**Given task**: Omit the pictures and return every entry exactly as written.

**Data entries**:
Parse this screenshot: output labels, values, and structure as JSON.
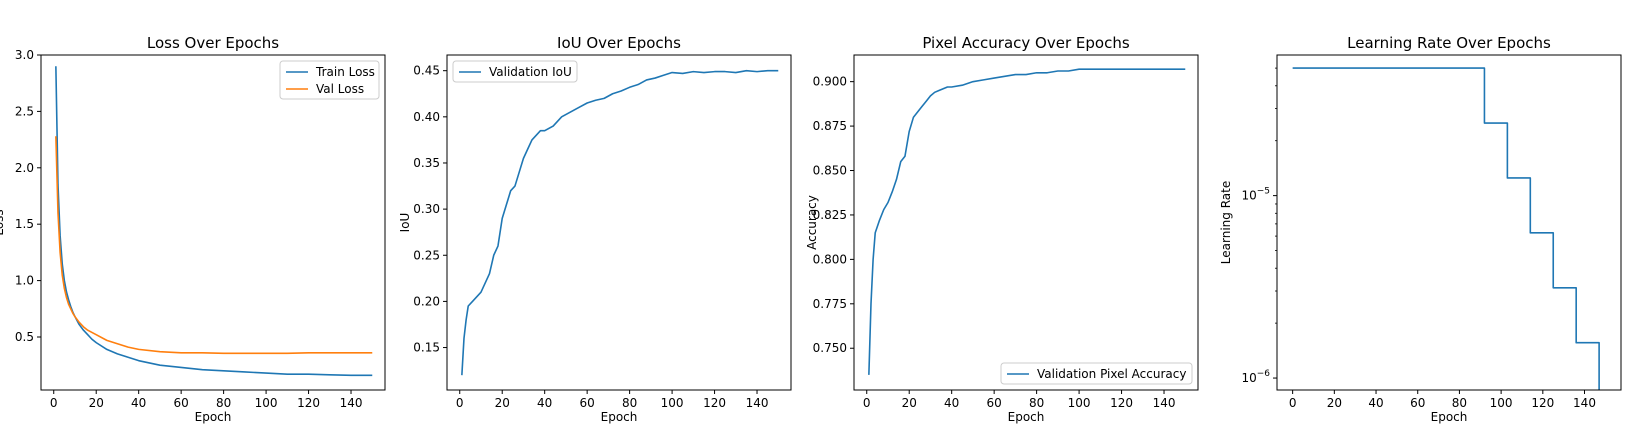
{
  "colors": {
    "blue": "#1f77b4",
    "orange": "#ff7f0e"
  },
  "chart_data": [
    {
      "type": "line",
      "title": "Loss Over Epochs",
      "xlabel": "Epoch",
      "ylabel": "Loss",
      "xlim": [
        -6,
        156
      ],
      "ylim": [
        0.03,
        3.0
      ],
      "xticks": [
        0,
        20,
        40,
        60,
        80,
        100,
        120,
        140
      ],
      "yticks": [
        0.5,
        1.0,
        1.5,
        2.0,
        2.5,
        3.0
      ],
      "ytick_labels": [
        "0.5",
        "1.0",
        "1.5",
        "2.0",
        "2.5",
        "3.0"
      ],
      "legend": "top-right",
      "series": [
        {
          "name": "Train Loss",
          "color": "#1f77b4",
          "x": [
            1,
            2,
            3,
            4,
            5,
            6,
            7,
            8,
            9,
            10,
            12,
            14,
            16,
            18,
            20,
            25,
            30,
            35,
            40,
            50,
            60,
            70,
            80,
            90,
            100,
            110,
            120,
            130,
            140,
            150
          ],
          "y": [
            2.9,
            1.85,
            1.4,
            1.15,
            1.0,
            0.9,
            0.83,
            0.77,
            0.72,
            0.68,
            0.61,
            0.56,
            0.52,
            0.48,
            0.45,
            0.39,
            0.35,
            0.32,
            0.29,
            0.25,
            0.23,
            0.21,
            0.2,
            0.19,
            0.18,
            0.17,
            0.17,
            0.165,
            0.16,
            0.16
          ]
        },
        {
          "name": "Val Loss",
          "color": "#ff7f0e",
          "x": [
            1,
            2,
            3,
            4,
            5,
            6,
            7,
            8,
            9,
            10,
            12,
            14,
            16,
            18,
            20,
            25,
            30,
            35,
            40,
            50,
            60,
            70,
            80,
            90,
            100,
            110,
            120,
            130,
            140,
            150
          ],
          "y": [
            2.28,
            1.6,
            1.25,
            1.05,
            0.93,
            0.85,
            0.79,
            0.75,
            0.71,
            0.68,
            0.63,
            0.59,
            0.56,
            0.54,
            0.52,
            0.47,
            0.44,
            0.41,
            0.39,
            0.37,
            0.36,
            0.36,
            0.355,
            0.355,
            0.355,
            0.355,
            0.36,
            0.36,
            0.36,
            0.36
          ]
        }
      ]
    },
    {
      "type": "line",
      "title": "IoU Over Epochs",
      "xlabel": "Epoch",
      "ylabel": "IoU",
      "xlim": [
        -6,
        156
      ],
      "ylim": [
        0.104,
        0.467
      ],
      "xticks": [
        0,
        20,
        40,
        60,
        80,
        100,
        120,
        140
      ],
      "yticks": [
        0.15,
        0.2,
        0.25,
        0.3,
        0.35,
        0.4,
        0.45
      ],
      "ytick_labels": [
        "0.15",
        "0.20",
        "0.25",
        "0.30",
        "0.35",
        "0.40",
        "0.45"
      ],
      "legend": "top-left",
      "series": [
        {
          "name": "Validation IoU",
          "color": "#1f77b4",
          "x": [
            1,
            2,
            3,
            4,
            6,
            8,
            10,
            12,
            14,
            16,
            18,
            20,
            22,
            24,
            26,
            28,
            30,
            32,
            34,
            36,
            38,
            40,
            44,
            48,
            52,
            56,
            60,
            64,
            68,
            72,
            76,
            80,
            84,
            88,
            92,
            96,
            100,
            105,
            110,
            115,
            120,
            125,
            130,
            135,
            140,
            145,
            150
          ],
          "y": [
            0.12,
            0.16,
            0.18,
            0.195,
            0.2,
            0.205,
            0.21,
            0.22,
            0.23,
            0.25,
            0.26,
            0.29,
            0.305,
            0.32,
            0.325,
            0.34,
            0.355,
            0.365,
            0.375,
            0.38,
            0.385,
            0.385,
            0.39,
            0.4,
            0.405,
            0.41,
            0.415,
            0.418,
            0.42,
            0.425,
            0.428,
            0.432,
            0.435,
            0.44,
            0.442,
            0.445,
            0.448,
            0.447,
            0.449,
            0.448,
            0.449,
            0.449,
            0.448,
            0.45,
            0.449,
            0.45,
            0.45
          ]
        }
      ]
    },
    {
      "type": "line",
      "title": "Pixel Accuracy Over Epochs",
      "xlabel": "Epoch",
      "ylabel": "Accuracy",
      "xlim": [
        -6,
        156
      ],
      "ylim": [
        0.7265,
        0.915
      ],
      "xticks": [
        0,
        20,
        40,
        60,
        80,
        100,
        120,
        140
      ],
      "yticks": [
        0.75,
        0.775,
        0.8,
        0.825,
        0.85,
        0.875,
        0.9
      ],
      "ytick_labels": [
        "0.750",
        "0.775",
        "0.800",
        "0.825",
        "0.850",
        "0.875",
        "0.900"
      ],
      "legend": "bottom-right",
      "series": [
        {
          "name": "Validation Pixel Accuracy",
          "color": "#1f77b4",
          "x": [
            1,
            2,
            3,
            4,
            6,
            8,
            10,
            12,
            14,
            16,
            18,
            20,
            22,
            24,
            26,
            28,
            30,
            32,
            34,
            36,
            38,
            40,
            45,
            50,
            55,
            60,
            65,
            70,
            75,
            80,
            85,
            90,
            95,
            100,
            110,
            120,
            130,
            140,
            150
          ],
          "y": [
            0.735,
            0.775,
            0.8,
            0.815,
            0.822,
            0.828,
            0.832,
            0.838,
            0.845,
            0.855,
            0.858,
            0.872,
            0.88,
            0.883,
            0.886,
            0.889,
            0.892,
            0.894,
            0.895,
            0.896,
            0.897,
            0.897,
            0.898,
            0.9,
            0.901,
            0.902,
            0.903,
            0.904,
            0.904,
            0.905,
            0.905,
            0.906,
            0.906,
            0.907,
            0.907,
            0.907,
            0.907,
            0.907,
            0.907
          ]
        }
      ]
    },
    {
      "type": "line",
      "title": "Learning Rate Over Epochs",
      "xlabel": "Epoch",
      "ylabel": "Learning Rate",
      "xlim": [
        -7.5,
        157.5
      ],
      "ylim": [
        8.6e-07,
        5.9e-05
      ],
      "yscale": "log",
      "xticks": [
        0,
        20,
        40,
        60,
        80,
        100,
        120,
        140
      ],
      "ytick_major": [
        {
          "value": 1e-05,
          "base": "10",
          "exp": "−5"
        },
        {
          "value": 1e-06,
          "base": "10",
          "exp": "−6"
        }
      ],
      "ytick_minor": [
        2e-06,
        3e-06,
        4e-06,
        5e-06,
        6e-06,
        7e-06,
        8e-06,
        9e-06,
        2e-05,
        3e-05,
        4e-05,
        5e-05
      ],
      "series": [
        {
          "color": "#1f77b4",
          "x": [
            0,
            92,
            92,
            103,
            103,
            114,
            114,
            125,
            125,
            136,
            136,
            147,
            147,
            149
          ],
          "y": [
            5e-05,
            5e-05,
            2.5e-05,
            2.5e-05,
            1.25e-05,
            1.25e-05,
            6.25e-06,
            6.25e-06,
            3.125e-06,
            3.125e-06,
            1.5625e-06,
            1.5625e-06,
            7.8125e-07,
            7.8125e-07
          ]
        }
      ]
    }
  ]
}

**Response**:
Parse this screenshot: output labels, values, and structure as JSON.
{
  "colors": {
    "blue": "#1f77b4",
    "orange": "#ff7f0e"
  },
  "chart_data": [
    {
      "type": "line",
      "title": "Loss Over Epochs",
      "xlabel": "Epoch",
      "ylabel": "Loss",
      "xlim": [
        -6,
        156
      ],
      "ylim": [
        0.03,
        3.0
      ],
      "xticks": [
        0,
        20,
        40,
        60,
        80,
        100,
        120,
        140
      ],
      "yticks": [
        0.5,
        1.0,
        1.5,
        2.0,
        2.5,
        3.0
      ],
      "ytick_labels": [
        "0.5",
        "1.0",
        "1.5",
        "2.0",
        "2.5",
        "3.0"
      ],
      "legend": "top-right",
      "series": [
        {
          "name": "Train Loss",
          "color": "#1f77b4",
          "x": [
            1,
            2,
            3,
            4,
            5,
            6,
            7,
            8,
            9,
            10,
            12,
            14,
            16,
            18,
            20,
            25,
            30,
            35,
            40,
            50,
            60,
            70,
            80,
            90,
            100,
            110,
            120,
            130,
            140,
            150
          ],
          "y": [
            2.9,
            1.85,
            1.4,
            1.15,
            1.0,
            0.9,
            0.83,
            0.77,
            0.72,
            0.68,
            0.61,
            0.56,
            0.52,
            0.48,
            0.45,
            0.39,
            0.35,
            0.32,
            0.29,
            0.25,
            0.23,
            0.21,
            0.2,
            0.19,
            0.18,
            0.17,
            0.17,
            0.165,
            0.16,
            0.16
          ]
        },
        {
          "name": "Val Loss",
          "color": "#ff7f0e",
          "x": [
            1,
            2,
            3,
            4,
            5,
            6,
            7,
            8,
            9,
            10,
            12,
            14,
            16,
            18,
            20,
            25,
            30,
            35,
            40,
            50,
            60,
            70,
            80,
            90,
            100,
            110,
            120,
            130,
            140,
            150
          ],
          "y": [
            2.28,
            1.6,
            1.25,
            1.05,
            0.93,
            0.85,
            0.79,
            0.75,
            0.71,
            0.68,
            0.63,
            0.59,
            0.56,
            0.54,
            0.52,
            0.47,
            0.44,
            0.41,
            0.39,
            0.37,
            0.36,
            0.36,
            0.355,
            0.355,
            0.355,
            0.355,
            0.36,
            0.36,
            0.36,
            0.36
          ]
        }
      ]
    },
    {
      "type": "line",
      "title": "IoU Over Epochs",
      "xlabel": "Epoch",
      "ylabel": "IoU",
      "xlim": [
        -6,
        156
      ],
      "ylim": [
        0.104,
        0.467
      ],
      "xticks": [
        0,
        20,
        40,
        60,
        80,
        100,
        120,
        140
      ],
      "yticks": [
        0.15,
        0.2,
        0.25,
        0.3,
        0.35,
        0.4,
        0.45
      ],
      "ytick_labels": [
        "0.15",
        "0.20",
        "0.25",
        "0.30",
        "0.35",
        "0.40",
        "0.45"
      ],
      "legend": "top-left",
      "series": [
        {
          "name": "Validation IoU",
          "color": "#1f77b4",
          "x": [
            1,
            2,
            3,
            4,
            6,
            8,
            10,
            12,
            14,
            16,
            18,
            20,
            22,
            24,
            26,
            28,
            30,
            32,
            34,
            36,
            38,
            40,
            44,
            48,
            52,
            56,
            60,
            64,
            68,
            72,
            76,
            80,
            84,
            88,
            92,
            96,
            100,
            105,
            110,
            115,
            120,
            125,
            130,
            135,
            140,
            145,
            150
          ],
          "y": [
            0.12,
            0.16,
            0.18,
            0.195,
            0.2,
            0.205,
            0.21,
            0.22,
            0.23,
            0.25,
            0.26,
            0.29,
            0.305,
            0.32,
            0.325,
            0.34,
            0.355,
            0.365,
            0.375,
            0.38,
            0.385,
            0.385,
            0.39,
            0.4,
            0.405,
            0.41,
            0.415,
            0.418,
            0.42,
            0.425,
            0.428,
            0.432,
            0.435,
            0.44,
            0.442,
            0.445,
            0.448,
            0.447,
            0.449,
            0.448,
            0.449,
            0.449,
            0.448,
            0.45,
            0.449,
            0.45,
            0.45
          ]
        }
      ]
    },
    {
      "type": "line",
      "title": "Pixel Accuracy Over Epochs",
      "xlabel": "Epoch",
      "ylabel": "Accuracy",
      "xlim": [
        -6,
        156
      ],
      "ylim": [
        0.7265,
        0.915
      ],
      "xticks": [
        0,
        20,
        40,
        60,
        80,
        100,
        120,
        140
      ],
      "yticks": [
        0.75,
        0.775,
        0.8,
        0.825,
        0.85,
        0.875,
        0.9
      ],
      "ytick_labels": [
        "0.750",
        "0.775",
        "0.800",
        "0.825",
        "0.850",
        "0.875",
        "0.900"
      ],
      "legend": "bottom-right",
      "series": [
        {
          "name": "Validation Pixel Accuracy",
          "color": "#1f77b4",
          "x": [
            1,
            2,
            3,
            4,
            6,
            8,
            10,
            12,
            14,
            16,
            18,
            20,
            22,
            24,
            26,
            28,
            30,
            32,
            34,
            36,
            38,
            40,
            45,
            50,
            55,
            60,
            65,
            70,
            75,
            80,
            85,
            90,
            95,
            100,
            110,
            120,
            130,
            140,
            150
          ],
          "y": [
            0.735,
            0.775,
            0.8,
            0.815,
            0.822,
            0.828,
            0.832,
            0.838,
            0.845,
            0.855,
            0.858,
            0.872,
            0.88,
            0.883,
            0.886,
            0.889,
            0.892,
            0.894,
            0.895,
            0.896,
            0.897,
            0.897,
            0.898,
            0.9,
            0.901,
            0.902,
            0.903,
            0.904,
            0.904,
            0.905,
            0.905,
            0.906,
            0.906,
            0.907,
            0.907,
            0.907,
            0.907,
            0.907,
            0.907
          ]
        }
      ]
    },
    {
      "type": "line",
      "title": "Learning Rate Over Epochs",
      "xlabel": "Epoch",
      "ylabel": "Learning Rate",
      "xlim": [
        -7.5,
        157.5
      ],
      "ylim": [
        8.6e-07,
        5.9e-05
      ],
      "yscale": "log",
      "xticks": [
        0,
        20,
        40,
        60,
        80,
        100,
        120,
        140
      ],
      "ytick_major": [
        {
          "value": 1e-05,
          "base": "10",
          "exp": "−5"
        },
        {
          "value": 1e-06,
          "base": "10",
          "exp": "−6"
        }
      ],
      "ytick_minor": [
        2e-06,
        3e-06,
        4e-06,
        5e-06,
        6e-06,
        7e-06,
        8e-06,
        9e-06,
        2e-05,
        3e-05,
        4e-05,
        5e-05
      ],
      "series": [
        {
          "color": "#1f77b4",
          "x": [
            0,
            92,
            92,
            103,
            103,
            114,
            114,
            125,
            125,
            136,
            136,
            147,
            147,
            149
          ],
          "y": [
            5e-05,
            5e-05,
            2.5e-05,
            2.5e-05,
            1.25e-05,
            1.25e-05,
            6.25e-06,
            6.25e-06,
            3.125e-06,
            3.125e-06,
            1.5625e-06,
            1.5625e-06,
            7.8125e-07,
            7.8125e-07
          ]
        }
      ]
    }
  ]
}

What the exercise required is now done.